▶ [Written task] Keep the pictures out of the copy and repeat the records exactly.
— start of Data supplied —
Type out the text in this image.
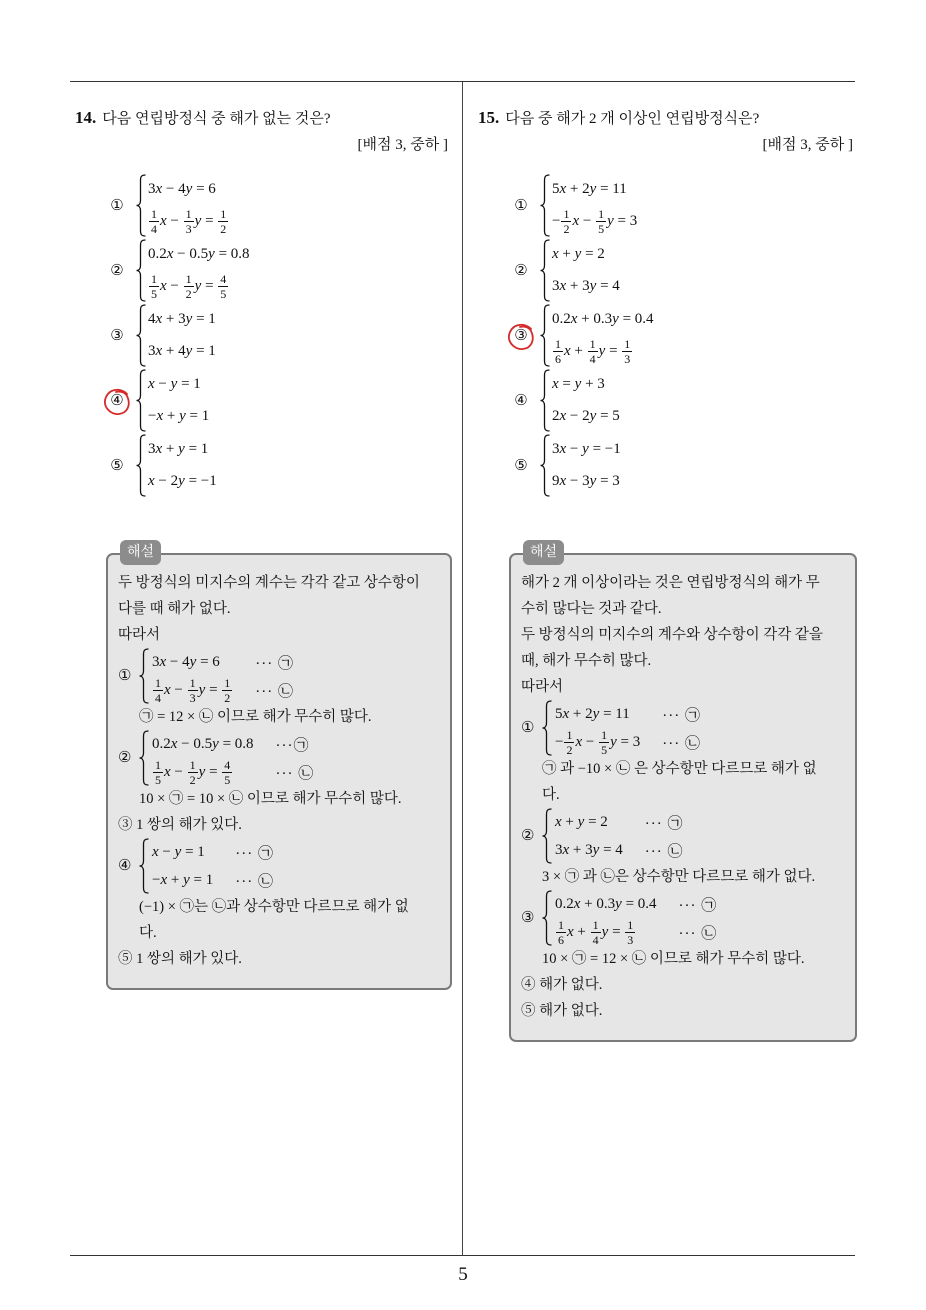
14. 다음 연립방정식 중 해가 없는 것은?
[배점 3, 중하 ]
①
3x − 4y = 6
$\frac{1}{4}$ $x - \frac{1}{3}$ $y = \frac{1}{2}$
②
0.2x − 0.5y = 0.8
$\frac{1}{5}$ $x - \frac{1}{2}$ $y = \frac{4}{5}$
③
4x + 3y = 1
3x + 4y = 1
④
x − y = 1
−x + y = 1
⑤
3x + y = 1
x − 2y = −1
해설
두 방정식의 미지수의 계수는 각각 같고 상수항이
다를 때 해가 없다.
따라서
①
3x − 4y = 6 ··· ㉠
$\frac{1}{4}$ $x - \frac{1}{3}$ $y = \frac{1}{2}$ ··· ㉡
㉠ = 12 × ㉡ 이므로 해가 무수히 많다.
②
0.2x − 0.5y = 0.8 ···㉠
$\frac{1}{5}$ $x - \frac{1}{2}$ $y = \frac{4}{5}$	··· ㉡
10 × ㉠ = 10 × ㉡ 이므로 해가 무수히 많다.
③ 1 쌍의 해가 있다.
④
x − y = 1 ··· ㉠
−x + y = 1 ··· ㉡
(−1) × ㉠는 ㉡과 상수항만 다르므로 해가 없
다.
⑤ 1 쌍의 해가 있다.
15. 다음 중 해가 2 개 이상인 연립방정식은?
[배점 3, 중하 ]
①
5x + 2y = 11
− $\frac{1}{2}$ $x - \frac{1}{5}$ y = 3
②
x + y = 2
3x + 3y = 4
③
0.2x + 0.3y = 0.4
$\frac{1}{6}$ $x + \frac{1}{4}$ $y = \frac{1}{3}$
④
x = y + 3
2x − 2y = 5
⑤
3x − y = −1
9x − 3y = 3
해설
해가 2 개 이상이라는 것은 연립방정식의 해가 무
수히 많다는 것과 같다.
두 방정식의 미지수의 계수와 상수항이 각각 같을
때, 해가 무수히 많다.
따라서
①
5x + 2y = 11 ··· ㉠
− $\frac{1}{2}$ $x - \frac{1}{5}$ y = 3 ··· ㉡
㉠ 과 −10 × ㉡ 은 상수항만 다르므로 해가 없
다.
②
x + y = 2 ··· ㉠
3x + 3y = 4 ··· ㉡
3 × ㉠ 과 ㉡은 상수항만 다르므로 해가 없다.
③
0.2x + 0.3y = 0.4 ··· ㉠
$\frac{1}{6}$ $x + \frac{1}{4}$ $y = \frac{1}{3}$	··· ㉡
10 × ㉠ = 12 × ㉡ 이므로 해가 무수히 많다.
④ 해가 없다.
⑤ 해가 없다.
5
— end of Data supplied —
▶ [The answer]
Type out the text in this image.
14. 다음 연립방정식 중 해가 없는 것은?
[배점 3, 중하 ]
①
3x − 4y = 6
$\frac{1}{4}$ $x - \frac{1}{3}$ $y = \frac{1}{2}$
②
0.2x − 0.5y = 0.8
$\frac{1}{5}$ $x - \frac{1}{2}$ $y = \frac{4}{5}$
③
4x + 3y = 1
3x + 4y = 1
④
x − y = 1
−x + y = 1
⑤
3x + y = 1
x − 2y = −1
해설
두 방정식의 미지수의 계수는 각각 같고 상수항이
다를 때 해가 없다.
따라서
①
3x − 4y = 6 ··· ㉠
$\frac{1}{4}$ $x - \frac{1}{3}$ $y = \frac{1}{2}$ ··· ㉡
㉠ = 12 × ㉡ 이므로 해가 무수히 많다.
②
0.2x − 0.5y = 0.8 ···㉠
$\frac{1}{5}$ $x - \frac{1}{2}$ $y = \frac{4}{5}$	··· ㉡
10 × ㉠ = 10 × ㉡ 이므로 해가 무수히 많다.
③ 1 쌍의 해가 있다.
④
x − y = 1 ··· ㉠
−x + y = 1 ··· ㉡
(−1) × ㉠는 ㉡과 상수항만 다르므로 해가 없
다.
⑤ 1 쌍의 해가 있다.
15. 다음 중 해가 2 개 이상인 연립방정식은?
[배점 3, 중하 ]
①
5x + 2y = 11
− $\frac{1}{2}$ $x - \frac{1}{5}$ y = 3
②
x + y = 2
3x + 3y = 4
③
0.2x + 0.3y = 0.4
$\frac{1}{6}$ $x + \frac{1}{4}$ $y = \frac{1}{3}$
④
x = y + 3
2x − 2y = 5
⑤
3x − y = −1
9x − 3y = 3
해설
해가 2 개 이상이라는 것은 연립방정식의 해가 무
수히 많다는 것과 같다.
두 방정식의 미지수의 계수와 상수항이 각각 같을
때, 해가 무수히 많다.
따라서
①
5x + 2y = 11 ··· ㉠
− $\frac{1}{2}$ $x - \frac{1}{5}$ y = 3 ··· ㉡
㉠ 과 −10 × ㉡ 은 상수항만 다르므로 해가 없
다.
②
x + y = 2 ··· ㉠
3x + 3y = 4 ··· ㉡
3 × ㉠ 과 ㉡은 상수항만 다르므로 해가 없다.
③
0.2x + 0.3y = 0.4 ··· ㉠
$\frac{1}{6}$ $x + \frac{1}{4}$ $y = \frac{1}{3}$	··· ㉡
10 × ㉠ = 12 × ㉡ 이므로 해가 무수히 많다.
④ 해가 없다.
⑤ 해가 없다.
5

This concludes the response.